● GIVEN EXERCISE:
Reproduce all of the records below, substituting "ruler-mark" for every occurrence of "ruler-tick" and leaving everything else unchanged.

::::

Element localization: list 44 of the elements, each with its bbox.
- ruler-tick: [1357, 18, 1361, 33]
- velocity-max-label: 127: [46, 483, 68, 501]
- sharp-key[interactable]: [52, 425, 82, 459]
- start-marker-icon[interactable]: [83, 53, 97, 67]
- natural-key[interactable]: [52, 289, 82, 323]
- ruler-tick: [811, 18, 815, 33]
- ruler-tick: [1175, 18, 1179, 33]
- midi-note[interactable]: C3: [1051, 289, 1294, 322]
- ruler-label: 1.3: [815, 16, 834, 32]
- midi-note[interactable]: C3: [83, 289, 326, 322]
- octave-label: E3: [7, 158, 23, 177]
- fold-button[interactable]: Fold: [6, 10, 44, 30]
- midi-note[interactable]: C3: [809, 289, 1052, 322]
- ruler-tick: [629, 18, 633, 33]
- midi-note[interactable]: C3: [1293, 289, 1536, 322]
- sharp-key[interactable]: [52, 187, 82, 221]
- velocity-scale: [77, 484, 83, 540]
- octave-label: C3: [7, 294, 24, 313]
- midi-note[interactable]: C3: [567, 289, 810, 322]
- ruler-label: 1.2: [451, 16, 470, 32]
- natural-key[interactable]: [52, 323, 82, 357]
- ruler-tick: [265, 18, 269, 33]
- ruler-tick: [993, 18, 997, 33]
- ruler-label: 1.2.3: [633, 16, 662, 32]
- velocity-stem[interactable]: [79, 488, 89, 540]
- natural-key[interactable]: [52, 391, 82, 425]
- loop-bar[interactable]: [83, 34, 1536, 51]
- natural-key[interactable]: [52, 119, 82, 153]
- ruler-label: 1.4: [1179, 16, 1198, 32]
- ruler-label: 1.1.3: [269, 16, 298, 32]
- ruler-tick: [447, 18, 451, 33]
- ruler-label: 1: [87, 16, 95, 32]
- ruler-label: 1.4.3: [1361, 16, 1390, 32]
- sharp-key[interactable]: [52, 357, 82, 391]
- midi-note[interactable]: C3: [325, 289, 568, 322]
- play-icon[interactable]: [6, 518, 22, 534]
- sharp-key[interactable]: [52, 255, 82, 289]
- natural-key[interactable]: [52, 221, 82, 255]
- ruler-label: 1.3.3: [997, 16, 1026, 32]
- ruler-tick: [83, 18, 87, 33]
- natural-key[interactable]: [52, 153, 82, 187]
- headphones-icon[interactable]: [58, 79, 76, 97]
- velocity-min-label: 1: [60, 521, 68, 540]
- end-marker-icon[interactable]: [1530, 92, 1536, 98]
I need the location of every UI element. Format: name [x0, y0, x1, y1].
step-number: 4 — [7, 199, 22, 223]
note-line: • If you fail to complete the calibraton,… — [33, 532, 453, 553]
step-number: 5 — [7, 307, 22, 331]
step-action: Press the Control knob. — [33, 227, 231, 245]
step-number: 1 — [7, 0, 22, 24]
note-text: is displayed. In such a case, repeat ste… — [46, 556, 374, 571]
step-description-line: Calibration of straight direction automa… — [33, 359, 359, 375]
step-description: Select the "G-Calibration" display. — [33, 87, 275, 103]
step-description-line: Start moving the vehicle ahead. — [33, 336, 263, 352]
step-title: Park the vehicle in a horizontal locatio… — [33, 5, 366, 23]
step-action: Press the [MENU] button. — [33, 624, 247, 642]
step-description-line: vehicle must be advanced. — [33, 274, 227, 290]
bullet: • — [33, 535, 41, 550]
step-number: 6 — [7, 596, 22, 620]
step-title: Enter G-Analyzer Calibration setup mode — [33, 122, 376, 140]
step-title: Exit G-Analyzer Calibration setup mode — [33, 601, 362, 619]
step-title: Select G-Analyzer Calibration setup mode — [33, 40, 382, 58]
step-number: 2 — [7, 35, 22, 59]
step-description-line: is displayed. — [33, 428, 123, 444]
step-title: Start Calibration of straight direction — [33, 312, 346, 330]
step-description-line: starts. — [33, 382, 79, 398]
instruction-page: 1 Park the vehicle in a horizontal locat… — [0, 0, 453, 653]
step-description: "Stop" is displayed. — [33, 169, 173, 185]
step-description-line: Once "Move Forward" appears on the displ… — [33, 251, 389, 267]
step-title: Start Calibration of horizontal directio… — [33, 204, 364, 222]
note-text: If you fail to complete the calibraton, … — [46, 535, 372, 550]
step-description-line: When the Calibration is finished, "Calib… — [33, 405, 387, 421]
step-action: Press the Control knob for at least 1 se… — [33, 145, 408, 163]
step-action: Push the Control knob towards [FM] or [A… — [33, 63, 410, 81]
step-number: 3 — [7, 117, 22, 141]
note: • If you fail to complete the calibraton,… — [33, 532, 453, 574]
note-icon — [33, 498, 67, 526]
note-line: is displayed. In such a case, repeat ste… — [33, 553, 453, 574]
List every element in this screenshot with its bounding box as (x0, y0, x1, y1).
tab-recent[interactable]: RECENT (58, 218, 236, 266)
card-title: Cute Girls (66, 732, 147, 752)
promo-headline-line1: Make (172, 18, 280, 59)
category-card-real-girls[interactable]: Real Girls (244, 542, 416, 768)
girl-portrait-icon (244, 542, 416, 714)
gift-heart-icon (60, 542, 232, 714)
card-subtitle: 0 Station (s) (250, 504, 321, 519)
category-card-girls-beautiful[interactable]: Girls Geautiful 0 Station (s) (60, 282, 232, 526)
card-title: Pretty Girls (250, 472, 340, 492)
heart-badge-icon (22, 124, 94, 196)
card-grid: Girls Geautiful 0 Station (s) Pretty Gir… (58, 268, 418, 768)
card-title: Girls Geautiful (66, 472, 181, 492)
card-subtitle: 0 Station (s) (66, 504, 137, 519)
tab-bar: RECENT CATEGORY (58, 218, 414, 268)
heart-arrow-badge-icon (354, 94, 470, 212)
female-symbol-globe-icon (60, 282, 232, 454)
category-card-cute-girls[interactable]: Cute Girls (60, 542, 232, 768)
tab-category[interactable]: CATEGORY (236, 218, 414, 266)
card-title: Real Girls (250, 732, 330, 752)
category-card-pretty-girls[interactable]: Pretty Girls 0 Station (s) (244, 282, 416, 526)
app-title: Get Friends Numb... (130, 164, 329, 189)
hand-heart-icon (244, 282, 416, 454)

::::

● SOLUTION FOR THIS EXERCISE:
Element localization: list 44 of the elements, each with its bbox.
- ruler-mark: [1357, 18, 1361, 33]
- velocity-max-label: 127: [46, 483, 68, 501]
- sharp-key[interactable]: [52, 425, 82, 459]
- start-marker-icon[interactable]: [83, 53, 97, 67]
- natural-key[interactable]: [52, 289, 82, 323]
- ruler-mark: [811, 18, 815, 33]
- ruler-mark: [1175, 18, 1179, 33]
- midi-note[interactable]: C3: [1051, 289, 1294, 322]
- ruler-label: 1.3: [815, 16, 834, 32]
- midi-note[interactable]: C3: [83, 289, 326, 322]
- octave-label: E3: [7, 158, 23, 177]
- fold-button[interactable]: Fold: [6, 10, 44, 30]
- midi-note[interactable]: C3: [809, 289, 1052, 322]
- ruler-mark: [629, 18, 633, 33]
- midi-note[interactable]: C3: [1293, 289, 1536, 322]
- sharp-key[interactable]: [52, 187, 82, 221]
- velocity-scale: [77, 484, 83, 540]
- octave-label: C3: [7, 294, 24, 313]
- midi-note[interactable]: C3: [567, 289, 810, 322]
- ruler-label: 1.2: [451, 16, 470, 32]
- natural-key[interactable]: [52, 323, 82, 357]
- ruler-mark: [265, 18, 269, 33]
- ruler-mark: [993, 18, 997, 33]
- ruler-label: 1.2.3: [633, 16, 662, 32]
- velocity-stem[interactable]: [79, 488, 89, 540]
- natural-key[interactable]: [52, 391, 82, 425]
- loop-bar[interactable]: [83, 34, 1536, 51]
- natural-key[interactable]: [52, 119, 82, 153]
- ruler-label: 1.4: [1179, 16, 1198, 32]
- ruler-label: 1.1.3: [269, 16, 298, 32]
- ruler-mark: [447, 18, 451, 33]
- ruler-label: 1: [87, 16, 95, 32]
- ruler-label: 1.4.3: [1361, 16, 1390, 32]
- sharp-key[interactable]: [52, 357, 82, 391]
- midi-note[interactable]: C3: [325, 289, 568, 322]
- play-icon[interactable]: [6, 518, 22, 534]
- sharp-key[interactable]: [52, 255, 82, 289]
- natural-key[interactable]: [52, 221, 82, 255]
- ruler-label: 1.3.3: [997, 16, 1026, 32]
- ruler-mark: [83, 18, 87, 33]
- natural-key[interactable]: [52, 153, 82, 187]
- headphones-icon[interactable]: [58, 79, 76, 97]
- velocity-min-label: 1: [60, 521, 68, 540]
- end-marker-icon[interactable]: [1530, 92, 1536, 98]
I need the location of every UI element. Format: name [x0, y0, x1, y1].
step-number: 4 — [7, 199, 22, 223]
note-line: • If you fail to complete the calibraton,… — [33, 532, 453, 553]
step-number: 5 — [7, 307, 22, 331]
step-action: Press the Control knob. — [33, 227, 231, 245]
step-number: 1 — [7, 0, 22, 24]
note-text: is displayed. In such a case, repeat ste… — [46, 556, 374, 571]
step-description-line: Calibration of straight direction automa… — [33, 359, 359, 375]
step-description: Select the "G-Calibration" display. — [33, 87, 275, 103]
step-description-line: Start moving the vehicle ahead. — [33, 336, 263, 352]
step-title: Park the vehicle in a horizontal locatio… — [33, 5, 366, 23]
step-action: Press the [MENU] button. — [33, 624, 247, 642]
step-description-line: vehicle must be advanced. — [33, 274, 227, 290]
bullet: • — [33, 535, 41, 550]
step-number: 6 — [7, 596, 22, 620]
step-title: Enter G-Analyzer Calibration setup mode — [33, 122, 376, 140]
step-title: Exit G-Analyzer Calibration setup mode — [33, 601, 362, 619]
step-title: Select G-Analyzer Calibration setup mode — [33, 40, 382, 58]
step-number: 2 — [7, 35, 22, 59]
step-description-line: is displayed. — [33, 428, 123, 444]
step-title: Start Calibration of straight direction — [33, 312, 346, 330]
step-description-line: starts. — [33, 382, 79, 398]
instruction-page: 1 Park the vehicle in a horizontal locat… — [0, 0, 453, 653]
step-description: "Stop" is displayed. — [33, 169, 173, 185]
step-description-line: Once "Move Forward" appears on the displ… — [33, 251, 389, 267]
step-title: Start Calibration of horizontal directio… — [33, 204, 364, 222]
note-text: If you fail to complete the calibraton, … — [46, 535, 372, 550]
step-description-line: When the Calibration is finished, "Calib… — [33, 405, 387, 421]
step-action: Press the Control knob for at least 1 se… — [33, 145, 408, 163]
step-action: Push the Control knob towards [FM] or [A… — [33, 63, 410, 81]
step-number: 3 — [7, 117, 22, 141]
note: • If you fail to complete the calibraton,… — [33, 532, 453, 574]
note-icon — [33, 498, 67, 526]
note-line: is displayed. In such a case, repeat ste… — [33, 553, 453, 574]
List every element in this screenshot with its bounding box as (x0, y0, x1, y1).
tab-recent[interactable]: RECENT (58, 218, 236, 266)
card-title: Cute Girls (66, 732, 147, 752)
promo-headline-line1: Make (172, 18, 280, 59)
category-card-real-girls[interactable]: Real Girls (244, 542, 416, 768)
girl-portrait-icon (244, 542, 416, 714)
gift-heart-icon (60, 542, 232, 714)
card-subtitle: 0 Station (s) (250, 504, 321, 519)
category-card-girls-beautiful[interactable]: Girls Geautiful 0 Station (s) (60, 282, 232, 526)
card-title: Pretty Girls (250, 472, 340, 492)
heart-badge-icon (22, 124, 94, 196)
card-grid: Girls Geautiful 0 Station (s) Pretty Gir… (58, 268, 418, 768)
card-title: Girls Geautiful (66, 472, 181, 492)
card-subtitle: 0 Station (s) (66, 504, 137, 519)
tab-bar: RECENT CATEGORY (58, 218, 414, 268)
heart-arrow-badge-icon (354, 94, 470, 212)
female-symbol-globe-icon (60, 282, 232, 454)
category-card-cute-girls[interactable]: Cute Girls (60, 542, 232, 768)
tab-category[interactable]: CATEGORY (236, 218, 414, 266)
card-title: Real Girls (250, 732, 330, 752)
category-card-pretty-girls[interactable]: Pretty Girls 0 Station (s) (244, 282, 416, 526)
app-title: Get Friends Numb... (130, 164, 329, 189)
hand-heart-icon (244, 282, 416, 454)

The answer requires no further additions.